(EXERCISE BRIEF): Print all records exactly, leaving nothing out.

(SOURCE MATERIAL):

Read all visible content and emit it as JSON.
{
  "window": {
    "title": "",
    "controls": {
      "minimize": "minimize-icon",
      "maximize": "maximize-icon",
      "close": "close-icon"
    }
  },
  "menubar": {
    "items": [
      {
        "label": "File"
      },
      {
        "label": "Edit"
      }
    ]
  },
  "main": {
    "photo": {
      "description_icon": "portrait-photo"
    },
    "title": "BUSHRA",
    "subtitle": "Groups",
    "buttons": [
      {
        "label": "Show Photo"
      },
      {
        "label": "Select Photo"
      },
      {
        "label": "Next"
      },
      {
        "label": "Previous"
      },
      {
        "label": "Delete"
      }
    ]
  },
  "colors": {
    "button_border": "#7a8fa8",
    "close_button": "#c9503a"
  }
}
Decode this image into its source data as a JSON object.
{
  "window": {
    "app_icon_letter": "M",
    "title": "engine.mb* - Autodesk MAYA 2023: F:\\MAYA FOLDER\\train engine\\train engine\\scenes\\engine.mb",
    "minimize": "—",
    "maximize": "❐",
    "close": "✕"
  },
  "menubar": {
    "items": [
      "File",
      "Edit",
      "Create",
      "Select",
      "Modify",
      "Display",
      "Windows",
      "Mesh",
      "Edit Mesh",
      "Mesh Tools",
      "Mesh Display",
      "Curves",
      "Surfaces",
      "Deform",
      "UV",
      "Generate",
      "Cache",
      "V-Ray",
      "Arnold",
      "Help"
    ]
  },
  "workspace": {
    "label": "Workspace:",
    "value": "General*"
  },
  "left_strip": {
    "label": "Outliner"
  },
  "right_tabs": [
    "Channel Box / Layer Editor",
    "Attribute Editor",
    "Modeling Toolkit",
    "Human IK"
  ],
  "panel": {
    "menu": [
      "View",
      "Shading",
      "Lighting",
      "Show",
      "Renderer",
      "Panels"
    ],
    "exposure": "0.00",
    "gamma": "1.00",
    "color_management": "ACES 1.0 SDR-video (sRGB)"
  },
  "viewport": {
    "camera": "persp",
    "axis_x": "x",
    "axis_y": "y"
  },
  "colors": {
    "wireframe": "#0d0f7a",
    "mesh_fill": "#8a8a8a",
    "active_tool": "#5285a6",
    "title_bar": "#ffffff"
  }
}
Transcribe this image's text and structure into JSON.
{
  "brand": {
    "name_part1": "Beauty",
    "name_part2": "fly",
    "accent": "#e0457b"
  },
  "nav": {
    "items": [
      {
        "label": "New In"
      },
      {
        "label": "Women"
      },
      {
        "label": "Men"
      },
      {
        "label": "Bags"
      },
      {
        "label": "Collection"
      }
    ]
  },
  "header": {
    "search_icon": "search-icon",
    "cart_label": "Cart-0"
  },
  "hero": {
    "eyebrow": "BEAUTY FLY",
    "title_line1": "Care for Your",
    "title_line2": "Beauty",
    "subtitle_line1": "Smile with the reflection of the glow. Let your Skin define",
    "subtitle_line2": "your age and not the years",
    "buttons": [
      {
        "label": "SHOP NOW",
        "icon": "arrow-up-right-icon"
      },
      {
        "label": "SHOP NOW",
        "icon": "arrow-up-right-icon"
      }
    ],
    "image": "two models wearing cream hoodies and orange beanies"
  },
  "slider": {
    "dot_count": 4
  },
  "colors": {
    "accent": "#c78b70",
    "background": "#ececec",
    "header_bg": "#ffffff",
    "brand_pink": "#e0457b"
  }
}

(REPLY TO THE TASK):
Read all visible content and emit it as JSON.
{
  "window": {
    "title": "",
    "controls": {
      "minimize": "minimize-icon",
      "maximize": "maximize-icon",
      "close": "close-icon"
    }
  },
  "menubar": {
    "items": [
      {
        "label": "File"
      },
      {
        "label": "Edit"
      }
    ]
  },
  "main": {
    "photo": {
      "description_icon": "portrait-photo"
    },
    "title": "BUSHRA",
    "subtitle": "Groups",
    "buttons": [
      {
        "label": "Show Photo"
      },
      {
        "label": "Select Photo"
      },
      {
        "label": "Next"
      },
      {
        "label": "Previous"
      },
      {
        "label": "Delete"
      }
    ]
  },
  "colors": {
    "button_border": "#7a8fa8",
    "close_button": "#c9503a"
  }
}
Decode this image into its source data as a JSON object.
{
  "window": {
    "app_icon_letter": "M",
    "title": "engine.mb* - Autodesk MAYA 2023: F:\\MAYA FOLDER\\train engine\\train engine\\scenes\\engine.mb",
    "minimize": "—",
    "maximize": "❐",
    "close": "✕"
  },
  "menubar": {
    "items": [
      "File",
      "Edit",
      "Create",
      "Select",
      "Modify",
      "Display",
      "Windows",
      "Mesh",
      "Edit Mesh",
      "Mesh Tools",
      "Mesh Display",
      "Curves",
      "Surfaces",
      "Deform",
      "UV",
      "Generate",
      "Cache",
      "V-Ray",
      "Arnold",
      "Help"
    ]
  },
  "workspace": {
    "label": "Workspace:",
    "value": "General*"
  },
  "left_strip": {
    "label": "Outliner"
  },
  "right_tabs": [
    "Channel Box / Layer Editor",
    "Attribute Editor",
    "Modeling Toolkit",
    "Human IK"
  ],
  "panel": {
    "menu": [
      "View",
      "Shading",
      "Lighting",
      "Show",
      "Renderer",
      "Panels"
    ],
    "exposure": "0.00",
    "gamma": "1.00",
    "color_management": "ACES 1.0 SDR-video (sRGB)"
  },
  "viewport": {
    "camera": "persp",
    "axis_x": "x",
    "axis_y": "y"
  },
  "colors": {
    "wireframe": "#0d0f7a",
    "mesh_fill": "#8a8a8a",
    "active_tool": "#5285a6",
    "title_bar": "#ffffff"
  }
}
Transcribe this image's text and structure into JSON.
{
  "brand": {
    "name_part1": "Beauty",
    "name_part2": "fly",
    "accent": "#e0457b"
  },
  "nav": {
    "items": [
      {
        "label": "New In"
      },
      {
        "label": "Women"
      },
      {
        "label": "Men"
      },
      {
        "label": "Bags"
      },
      {
        "label": "Collection"
      }
    ]
  },
  "header": {
    "search_icon": "search-icon",
    "cart_label": "Cart-0"
  },
  "hero": {
    "eyebrow": "BEAUTY FLY",
    "title_line1": "Care for Your",
    "title_line2": "Beauty",
    "subtitle_line1": "Smile with the reflection of the glow. Let your Skin define",
    "subtitle_line2": "your age and not the years",
    "buttons": [
      {
        "label": "SHOP NOW",
        "icon": "arrow-up-right-icon"
      },
      {
        "label": "SHOP NOW",
        "icon": "arrow-up-right-icon"
      }
    ],
    "image": "two models wearing cream hoodies and orange beanies"
  },
  "slider": {
    "dot_count": 4
  },
  "colors": {
    "accent": "#c78b70",
    "background": "#ececec",
    "header_bg": "#ffffff",
    "brand_pink": "#e0457b"
  }
}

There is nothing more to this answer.